§ Task item:
Please work out how many lines in the data below hold the word "China", and state only the number.

Image records of document pages
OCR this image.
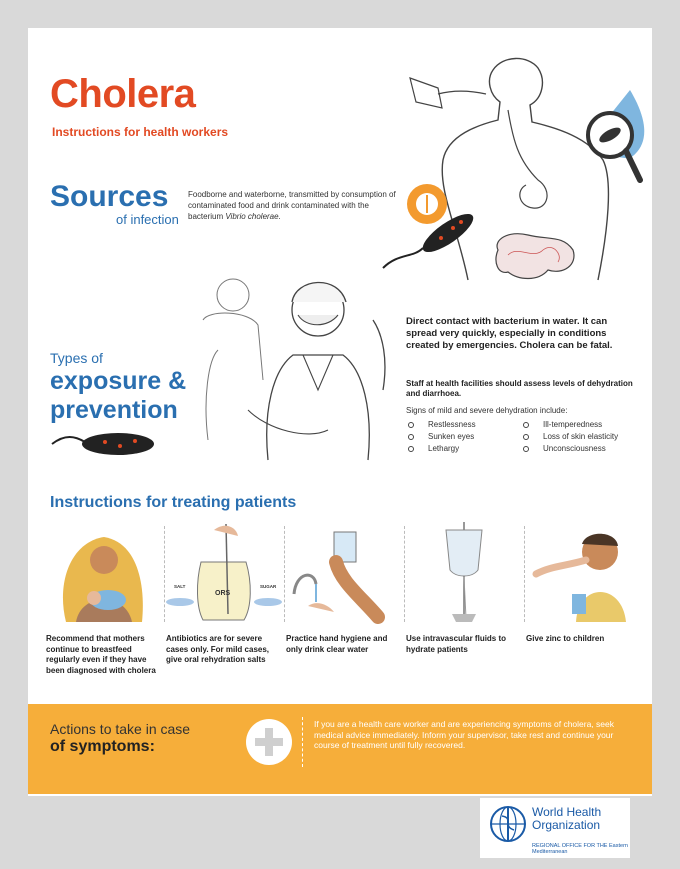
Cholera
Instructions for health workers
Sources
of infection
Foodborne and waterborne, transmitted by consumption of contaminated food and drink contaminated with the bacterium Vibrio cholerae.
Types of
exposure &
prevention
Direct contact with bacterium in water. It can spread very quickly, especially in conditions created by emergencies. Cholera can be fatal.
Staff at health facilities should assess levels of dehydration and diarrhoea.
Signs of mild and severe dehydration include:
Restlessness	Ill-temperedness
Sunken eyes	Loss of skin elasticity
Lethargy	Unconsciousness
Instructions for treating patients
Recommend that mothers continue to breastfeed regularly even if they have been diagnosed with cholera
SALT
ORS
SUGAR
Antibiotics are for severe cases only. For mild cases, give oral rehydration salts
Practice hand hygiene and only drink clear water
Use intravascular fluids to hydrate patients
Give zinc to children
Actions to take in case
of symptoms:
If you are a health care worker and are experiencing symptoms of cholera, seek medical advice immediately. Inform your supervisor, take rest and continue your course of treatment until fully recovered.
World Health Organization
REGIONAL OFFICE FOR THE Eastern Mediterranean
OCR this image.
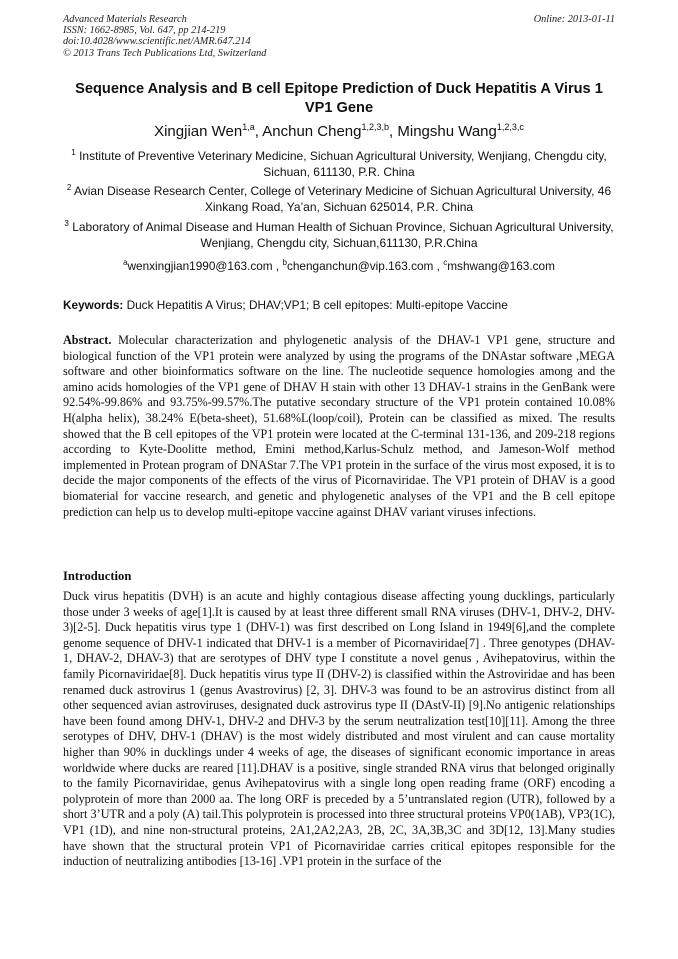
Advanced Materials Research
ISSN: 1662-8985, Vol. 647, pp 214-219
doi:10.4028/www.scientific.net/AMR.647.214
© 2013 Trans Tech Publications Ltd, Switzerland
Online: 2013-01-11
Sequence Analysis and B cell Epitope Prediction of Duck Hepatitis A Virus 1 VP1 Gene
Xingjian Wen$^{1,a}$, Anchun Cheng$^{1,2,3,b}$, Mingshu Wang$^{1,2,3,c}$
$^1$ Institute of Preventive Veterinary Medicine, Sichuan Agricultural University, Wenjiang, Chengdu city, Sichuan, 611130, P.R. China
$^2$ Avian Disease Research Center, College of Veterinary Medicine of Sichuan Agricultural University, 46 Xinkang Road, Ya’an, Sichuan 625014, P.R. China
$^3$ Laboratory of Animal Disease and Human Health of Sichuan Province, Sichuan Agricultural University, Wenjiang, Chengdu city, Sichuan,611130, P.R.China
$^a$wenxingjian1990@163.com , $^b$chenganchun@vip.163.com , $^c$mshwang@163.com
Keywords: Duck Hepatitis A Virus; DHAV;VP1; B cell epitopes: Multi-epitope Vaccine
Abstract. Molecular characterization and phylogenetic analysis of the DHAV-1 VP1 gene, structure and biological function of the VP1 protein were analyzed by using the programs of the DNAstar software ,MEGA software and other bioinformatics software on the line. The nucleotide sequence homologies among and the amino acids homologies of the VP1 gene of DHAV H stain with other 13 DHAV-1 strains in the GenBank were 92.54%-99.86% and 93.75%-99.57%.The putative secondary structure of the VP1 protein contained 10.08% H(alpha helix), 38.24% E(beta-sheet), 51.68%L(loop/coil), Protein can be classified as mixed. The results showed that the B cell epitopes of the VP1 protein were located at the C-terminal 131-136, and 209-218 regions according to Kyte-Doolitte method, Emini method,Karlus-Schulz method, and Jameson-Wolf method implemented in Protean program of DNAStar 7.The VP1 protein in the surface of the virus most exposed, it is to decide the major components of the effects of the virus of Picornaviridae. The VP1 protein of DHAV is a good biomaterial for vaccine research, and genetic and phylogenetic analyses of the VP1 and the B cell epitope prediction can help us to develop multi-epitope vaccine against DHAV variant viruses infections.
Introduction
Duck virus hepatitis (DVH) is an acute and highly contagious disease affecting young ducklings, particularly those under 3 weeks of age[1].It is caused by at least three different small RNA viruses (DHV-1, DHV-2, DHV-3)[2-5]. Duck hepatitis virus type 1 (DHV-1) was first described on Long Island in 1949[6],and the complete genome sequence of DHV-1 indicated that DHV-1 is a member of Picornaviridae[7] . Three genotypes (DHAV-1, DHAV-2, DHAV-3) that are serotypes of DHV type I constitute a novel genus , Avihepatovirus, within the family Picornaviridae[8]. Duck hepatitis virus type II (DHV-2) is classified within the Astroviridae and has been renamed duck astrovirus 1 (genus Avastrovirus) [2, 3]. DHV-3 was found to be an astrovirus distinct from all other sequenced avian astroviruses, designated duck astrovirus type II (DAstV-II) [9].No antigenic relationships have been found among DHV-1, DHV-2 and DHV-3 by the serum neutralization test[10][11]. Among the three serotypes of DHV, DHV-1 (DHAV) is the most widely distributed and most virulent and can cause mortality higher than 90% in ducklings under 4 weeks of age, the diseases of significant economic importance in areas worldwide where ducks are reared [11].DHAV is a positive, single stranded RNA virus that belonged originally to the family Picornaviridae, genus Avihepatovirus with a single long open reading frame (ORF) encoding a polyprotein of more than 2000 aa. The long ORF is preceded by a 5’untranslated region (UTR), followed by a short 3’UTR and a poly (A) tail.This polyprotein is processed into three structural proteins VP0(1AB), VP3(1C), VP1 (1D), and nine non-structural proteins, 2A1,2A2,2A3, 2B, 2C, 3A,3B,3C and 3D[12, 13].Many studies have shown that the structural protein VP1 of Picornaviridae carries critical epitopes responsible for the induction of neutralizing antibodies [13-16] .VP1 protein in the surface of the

* * *

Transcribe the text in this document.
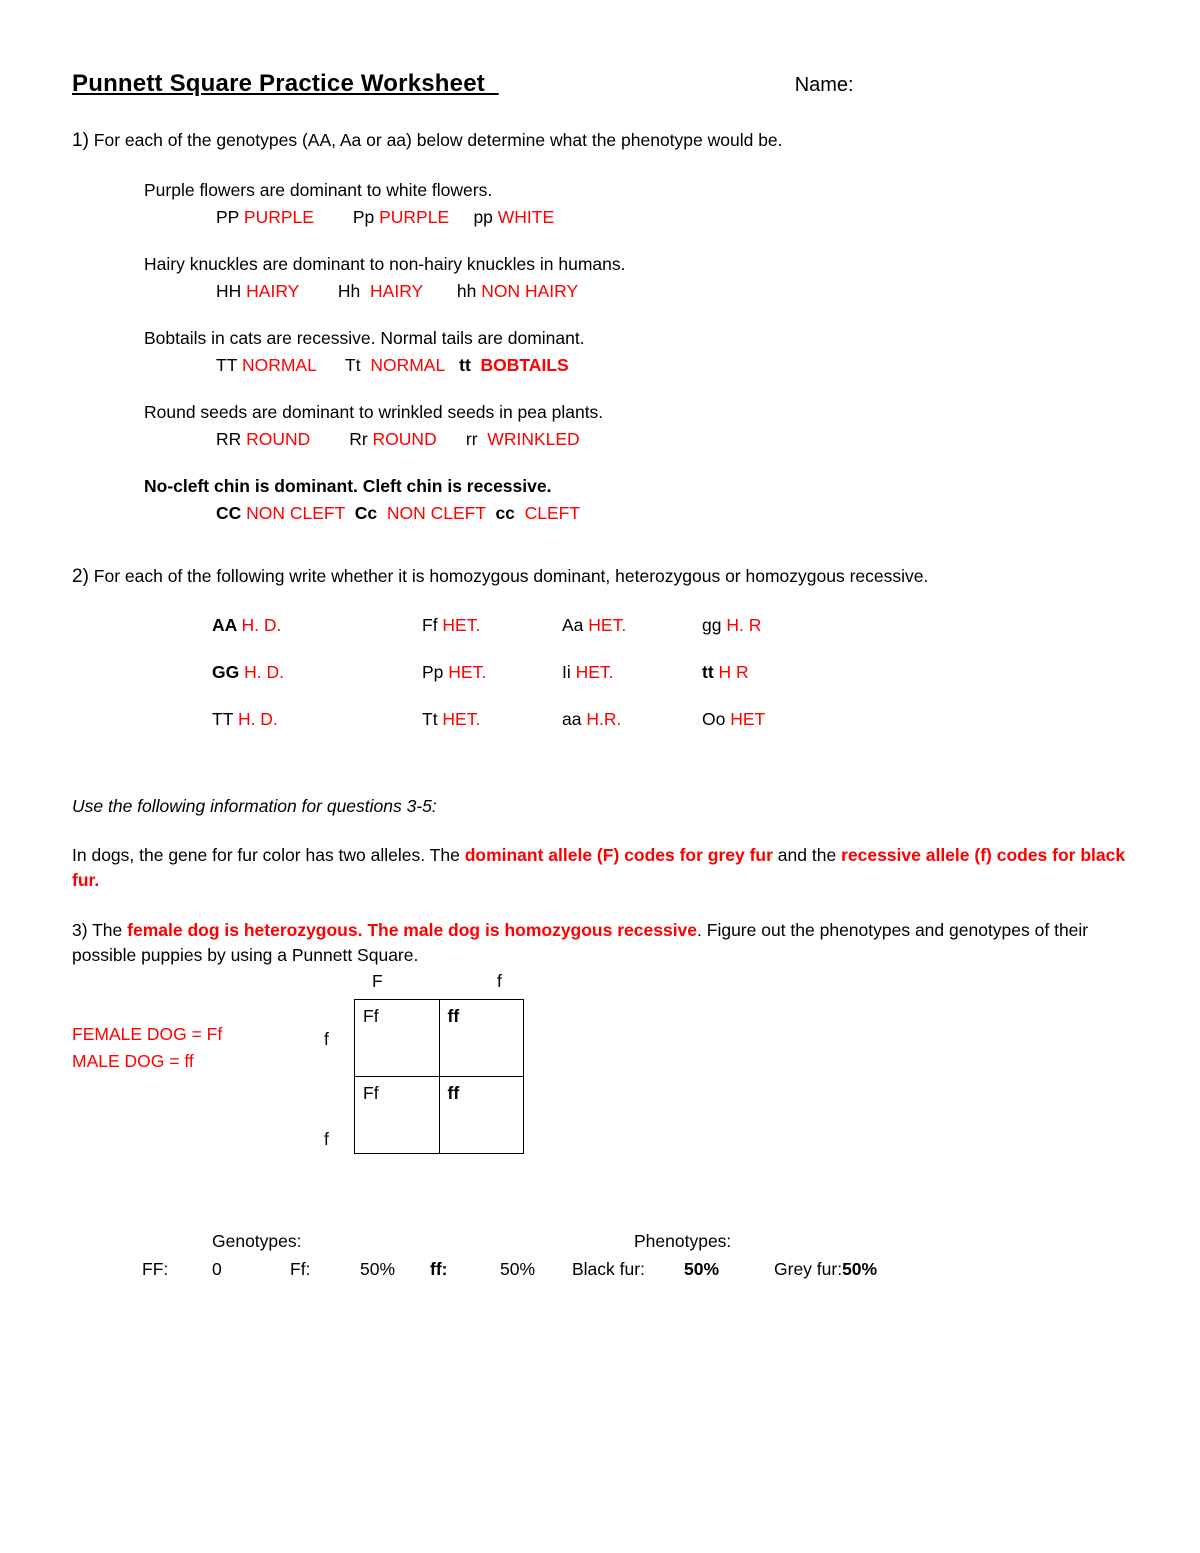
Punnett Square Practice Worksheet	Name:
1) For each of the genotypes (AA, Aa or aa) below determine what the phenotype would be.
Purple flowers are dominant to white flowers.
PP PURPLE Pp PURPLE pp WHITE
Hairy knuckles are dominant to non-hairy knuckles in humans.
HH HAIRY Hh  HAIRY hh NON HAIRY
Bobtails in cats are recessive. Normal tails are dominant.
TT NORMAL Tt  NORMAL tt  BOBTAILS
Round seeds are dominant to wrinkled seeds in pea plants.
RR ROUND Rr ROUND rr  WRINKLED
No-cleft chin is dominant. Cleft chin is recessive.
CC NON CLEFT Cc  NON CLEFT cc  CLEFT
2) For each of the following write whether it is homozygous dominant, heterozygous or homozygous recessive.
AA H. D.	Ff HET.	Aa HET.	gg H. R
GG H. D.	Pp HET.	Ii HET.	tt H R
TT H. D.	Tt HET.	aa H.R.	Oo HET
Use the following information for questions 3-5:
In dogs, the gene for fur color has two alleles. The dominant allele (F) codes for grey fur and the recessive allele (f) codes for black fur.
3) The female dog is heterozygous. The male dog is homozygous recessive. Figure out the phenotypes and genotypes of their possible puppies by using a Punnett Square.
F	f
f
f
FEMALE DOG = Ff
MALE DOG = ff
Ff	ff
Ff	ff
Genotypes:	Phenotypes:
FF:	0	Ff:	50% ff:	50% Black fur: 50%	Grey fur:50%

§ Solution for this exercise:
3